WHAT IS EXPECTED >>
Search the data for the string "Road" and gather each line it is in.

EXERCISE INPUTS >>
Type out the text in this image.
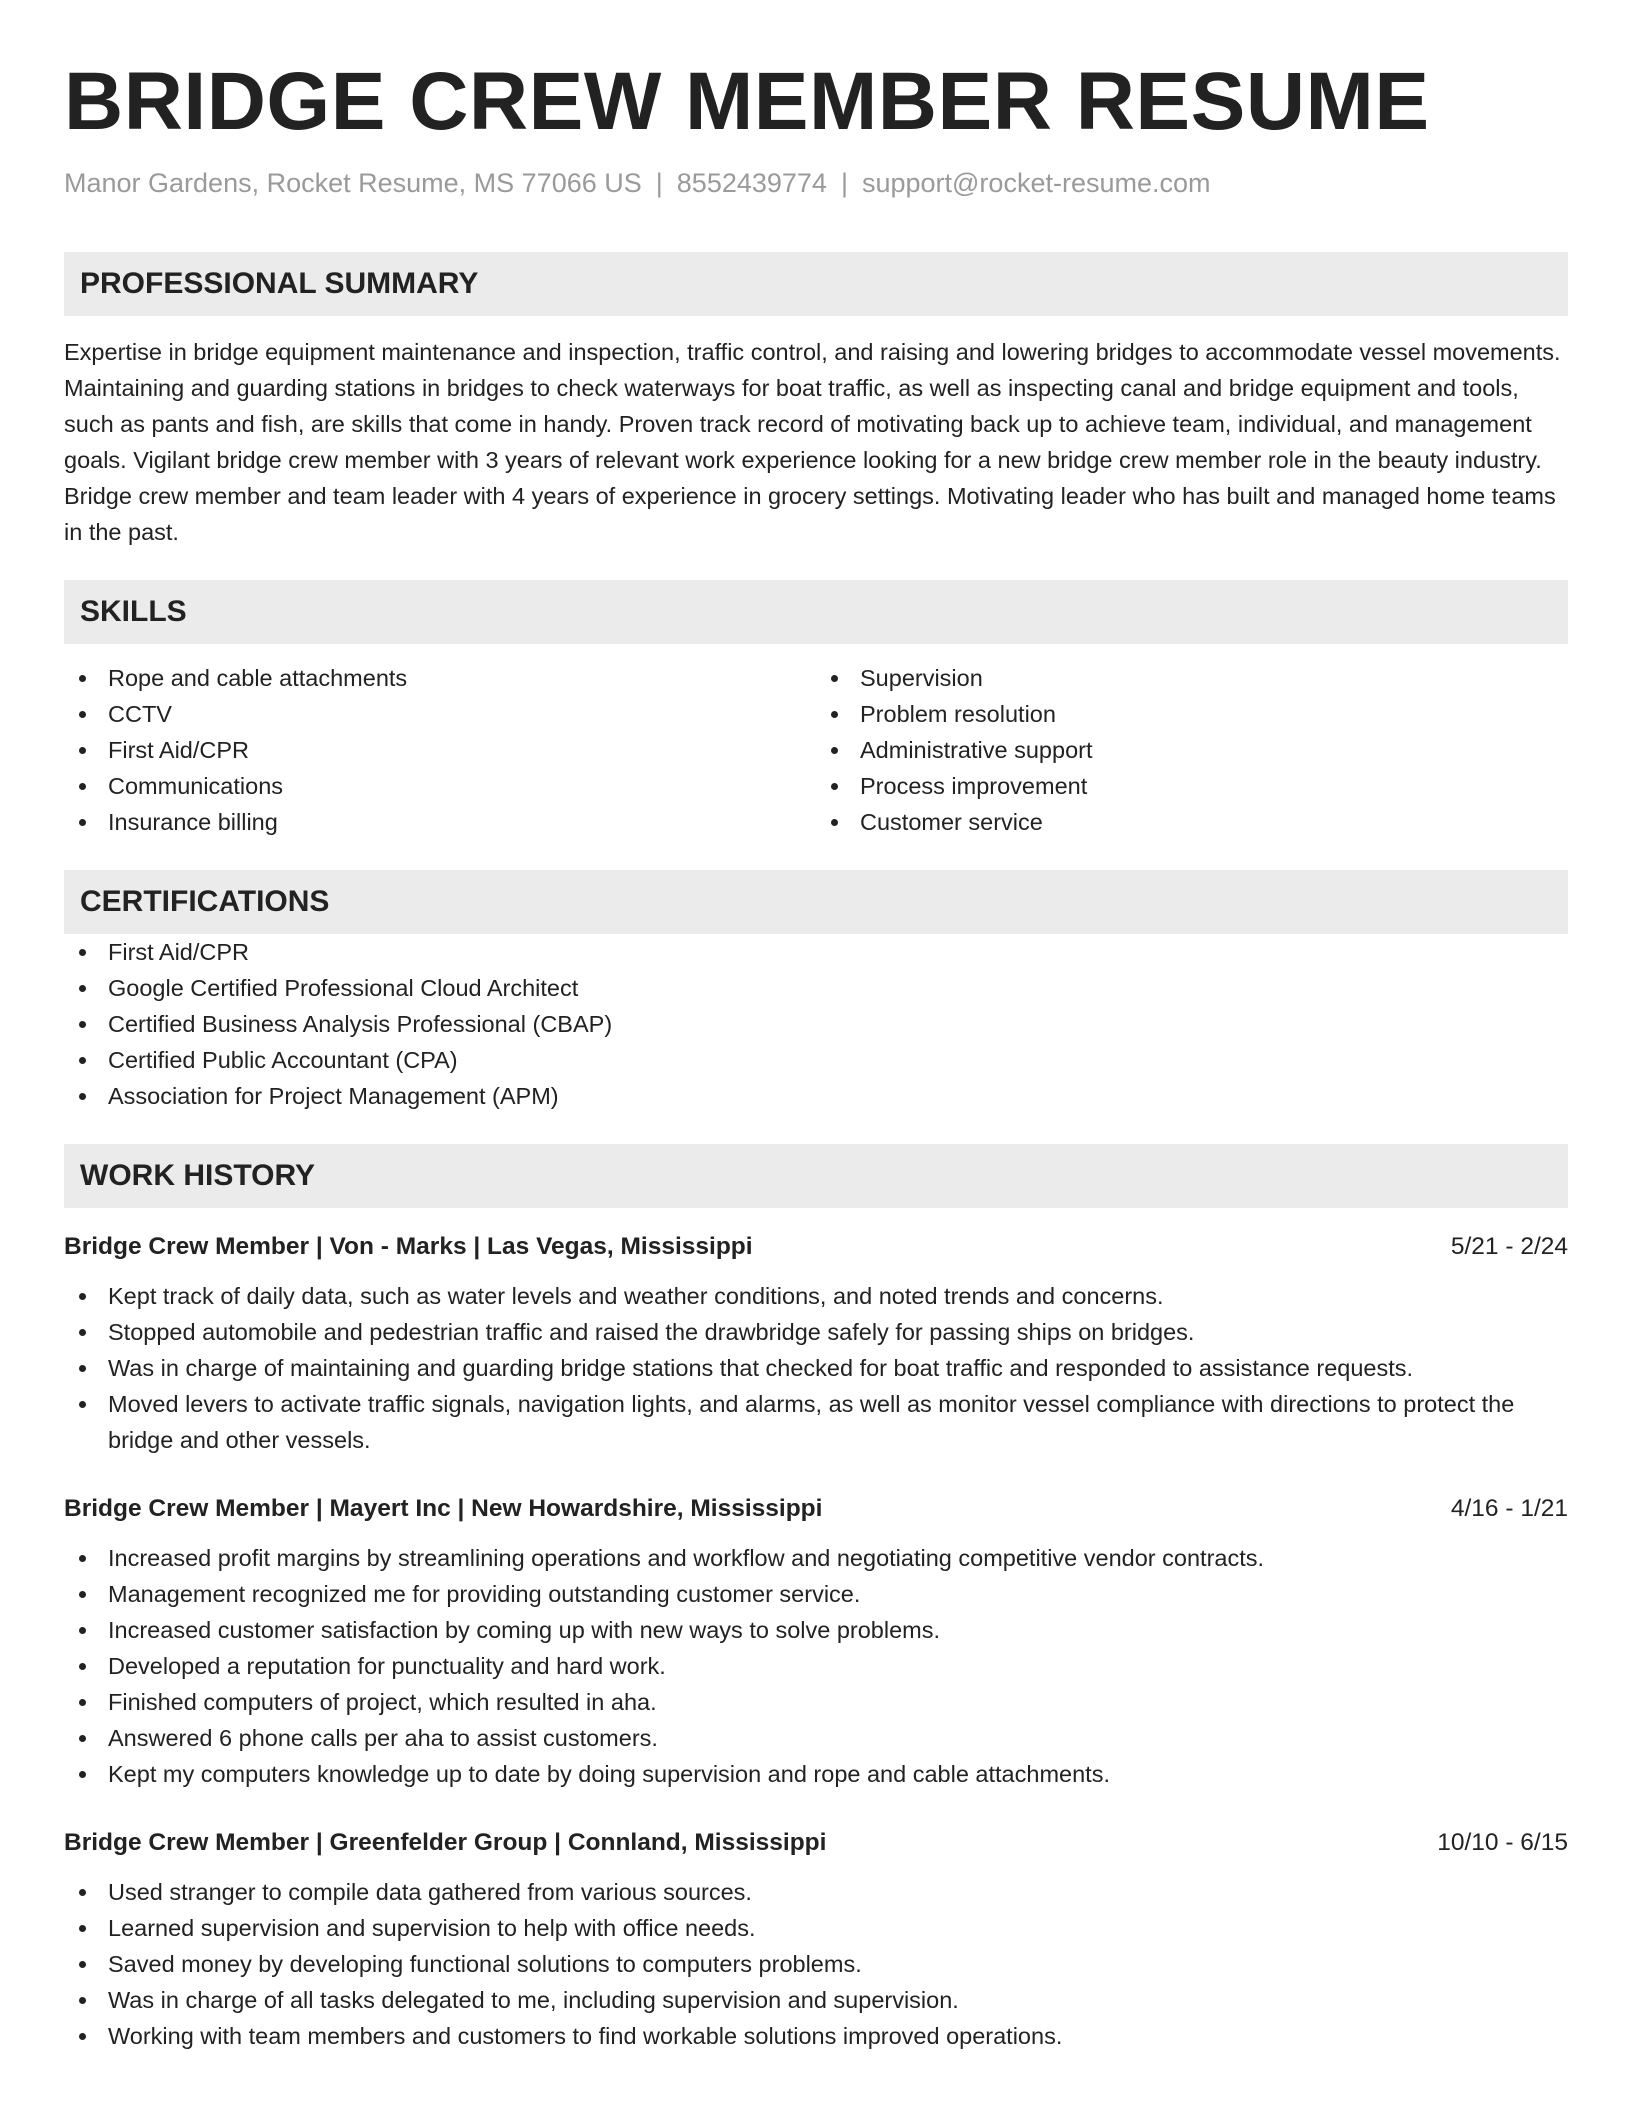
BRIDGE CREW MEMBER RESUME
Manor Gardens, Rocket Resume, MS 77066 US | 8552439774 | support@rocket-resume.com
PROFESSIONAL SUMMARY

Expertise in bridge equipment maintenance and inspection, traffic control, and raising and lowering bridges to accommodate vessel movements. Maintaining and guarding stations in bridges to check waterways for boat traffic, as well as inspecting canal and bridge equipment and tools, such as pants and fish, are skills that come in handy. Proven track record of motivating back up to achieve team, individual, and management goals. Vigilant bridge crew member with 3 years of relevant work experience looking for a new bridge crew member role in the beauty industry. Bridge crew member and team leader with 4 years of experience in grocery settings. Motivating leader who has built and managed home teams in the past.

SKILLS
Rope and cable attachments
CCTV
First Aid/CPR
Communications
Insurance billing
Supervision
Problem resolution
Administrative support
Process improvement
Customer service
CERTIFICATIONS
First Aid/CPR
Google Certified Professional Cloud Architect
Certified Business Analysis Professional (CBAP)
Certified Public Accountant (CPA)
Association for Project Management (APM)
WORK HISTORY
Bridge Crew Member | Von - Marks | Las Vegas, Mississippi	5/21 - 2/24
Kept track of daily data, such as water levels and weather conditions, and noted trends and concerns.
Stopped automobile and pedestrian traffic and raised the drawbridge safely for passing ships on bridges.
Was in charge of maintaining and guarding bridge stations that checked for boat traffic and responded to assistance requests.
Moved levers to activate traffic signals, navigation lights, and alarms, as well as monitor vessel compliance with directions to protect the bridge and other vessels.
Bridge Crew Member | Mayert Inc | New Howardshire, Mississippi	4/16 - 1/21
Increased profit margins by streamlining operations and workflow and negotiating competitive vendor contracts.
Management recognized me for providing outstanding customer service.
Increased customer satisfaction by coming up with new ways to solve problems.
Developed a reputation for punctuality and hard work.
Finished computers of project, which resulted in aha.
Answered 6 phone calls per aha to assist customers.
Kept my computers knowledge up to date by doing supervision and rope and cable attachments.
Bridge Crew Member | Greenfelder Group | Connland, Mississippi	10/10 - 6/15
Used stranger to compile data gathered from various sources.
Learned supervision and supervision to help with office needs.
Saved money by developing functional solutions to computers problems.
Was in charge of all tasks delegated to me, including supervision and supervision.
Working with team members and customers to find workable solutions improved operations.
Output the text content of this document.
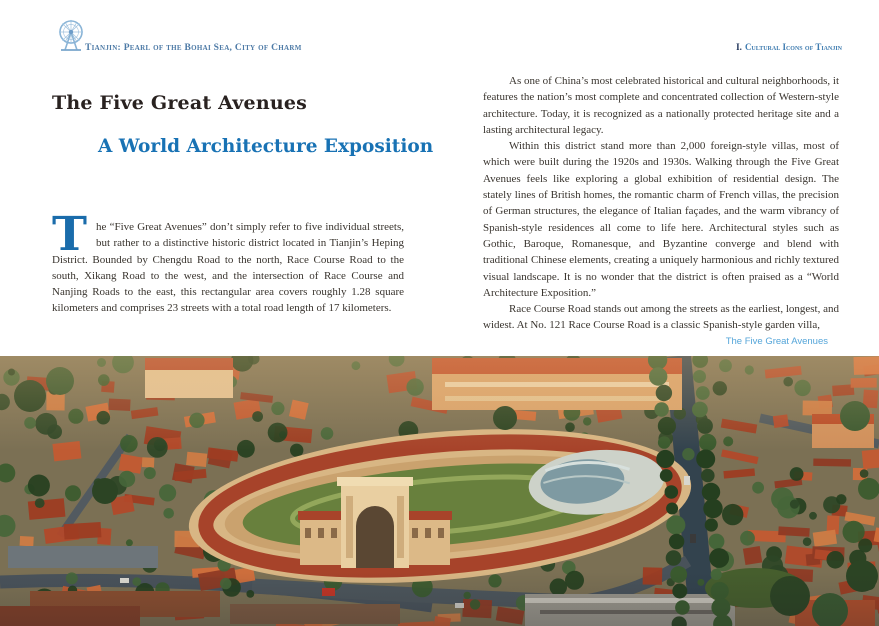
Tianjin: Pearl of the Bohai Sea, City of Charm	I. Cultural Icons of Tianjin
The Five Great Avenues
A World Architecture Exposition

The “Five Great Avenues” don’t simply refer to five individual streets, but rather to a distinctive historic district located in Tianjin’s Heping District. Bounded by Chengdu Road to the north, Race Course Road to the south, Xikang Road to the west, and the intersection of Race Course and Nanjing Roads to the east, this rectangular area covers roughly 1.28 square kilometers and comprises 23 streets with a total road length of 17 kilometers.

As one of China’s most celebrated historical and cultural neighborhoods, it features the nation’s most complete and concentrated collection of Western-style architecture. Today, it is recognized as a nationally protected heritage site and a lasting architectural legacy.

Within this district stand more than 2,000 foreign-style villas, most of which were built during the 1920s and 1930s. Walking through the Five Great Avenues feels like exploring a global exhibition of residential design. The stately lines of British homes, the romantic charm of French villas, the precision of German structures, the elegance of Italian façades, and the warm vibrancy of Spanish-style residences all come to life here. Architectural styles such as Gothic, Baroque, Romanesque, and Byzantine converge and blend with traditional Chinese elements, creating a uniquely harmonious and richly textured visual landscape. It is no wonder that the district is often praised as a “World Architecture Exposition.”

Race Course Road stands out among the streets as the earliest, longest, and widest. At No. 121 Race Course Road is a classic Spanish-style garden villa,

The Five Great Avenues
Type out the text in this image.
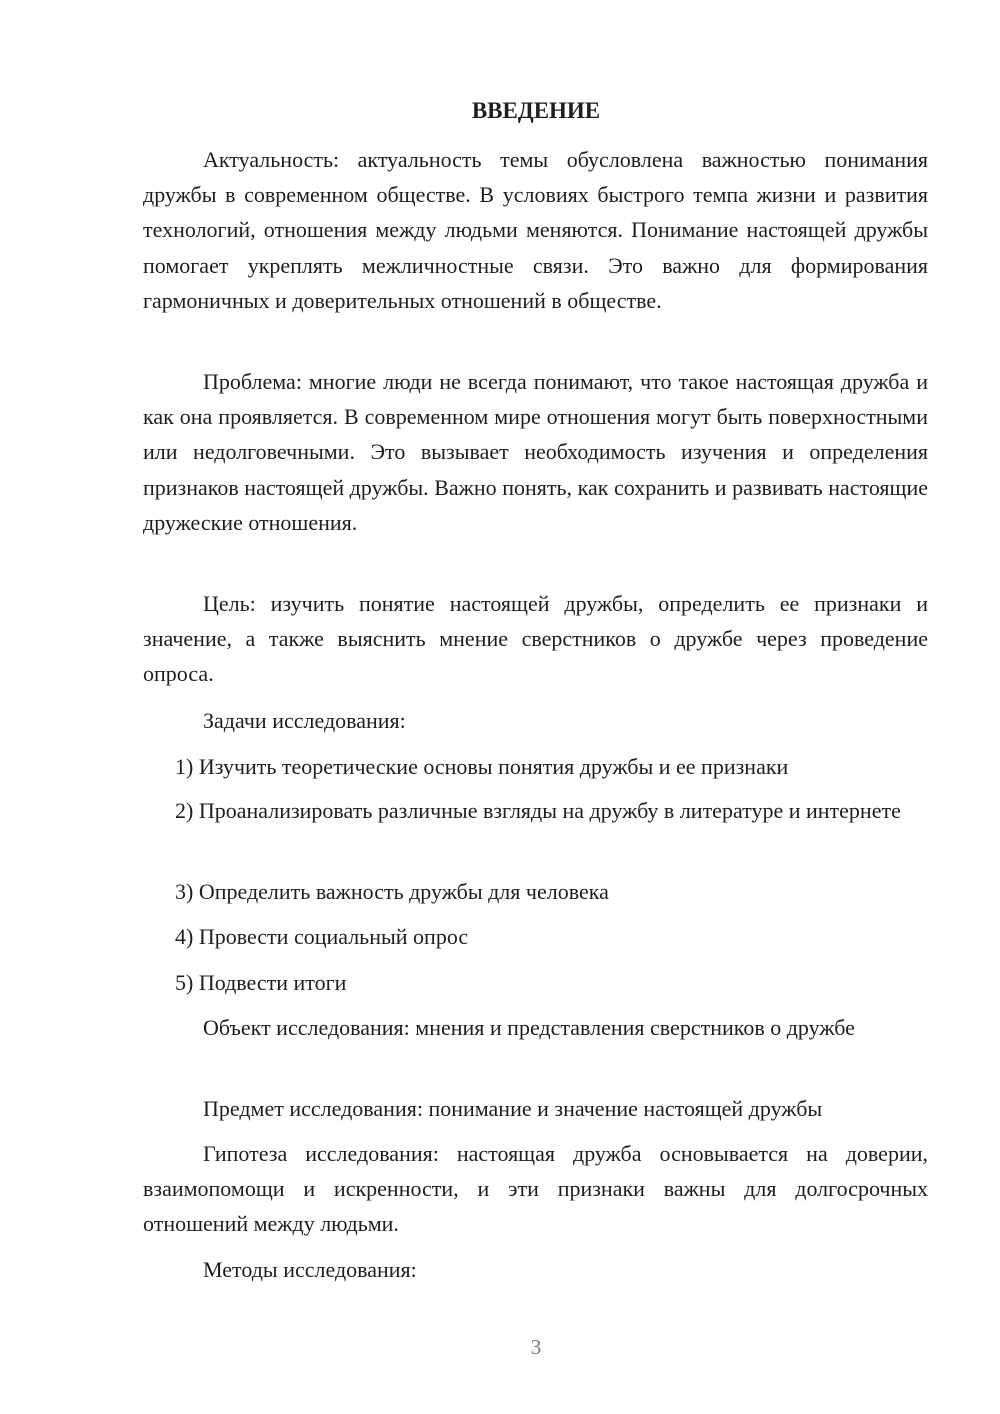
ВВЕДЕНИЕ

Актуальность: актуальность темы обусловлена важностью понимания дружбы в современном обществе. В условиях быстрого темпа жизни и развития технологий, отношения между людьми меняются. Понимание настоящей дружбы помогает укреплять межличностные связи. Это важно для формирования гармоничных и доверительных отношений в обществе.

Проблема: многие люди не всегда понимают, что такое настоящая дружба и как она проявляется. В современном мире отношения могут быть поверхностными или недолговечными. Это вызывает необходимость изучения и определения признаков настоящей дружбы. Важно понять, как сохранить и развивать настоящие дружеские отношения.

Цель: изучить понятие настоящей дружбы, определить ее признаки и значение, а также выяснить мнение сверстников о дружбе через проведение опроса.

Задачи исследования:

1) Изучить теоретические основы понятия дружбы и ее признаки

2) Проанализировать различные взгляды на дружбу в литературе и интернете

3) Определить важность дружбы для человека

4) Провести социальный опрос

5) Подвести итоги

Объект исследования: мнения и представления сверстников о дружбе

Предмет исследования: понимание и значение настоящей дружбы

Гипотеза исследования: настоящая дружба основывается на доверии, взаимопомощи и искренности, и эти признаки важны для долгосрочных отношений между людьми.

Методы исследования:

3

RESPONSE >>
The “Five Great Avenues” don’t simply refer to five individual streets, but rather to a distinctive historic district located in Tianjin’s Heping District. Bounded by Chengdu Road to the north, Race Course Road to the south, Xikang Road to the west, and the intersection of Race Course and Nanjing Roads to the east, this rectangular area covers roughly 1.28 square kilometers and comprises 23 streets with a total road length of 17 kilometers.
Race Course Road stands out among the streets as the earliest, longest, and widest. At No. 121 Race Course Road is a classic Spanish-style garden villa,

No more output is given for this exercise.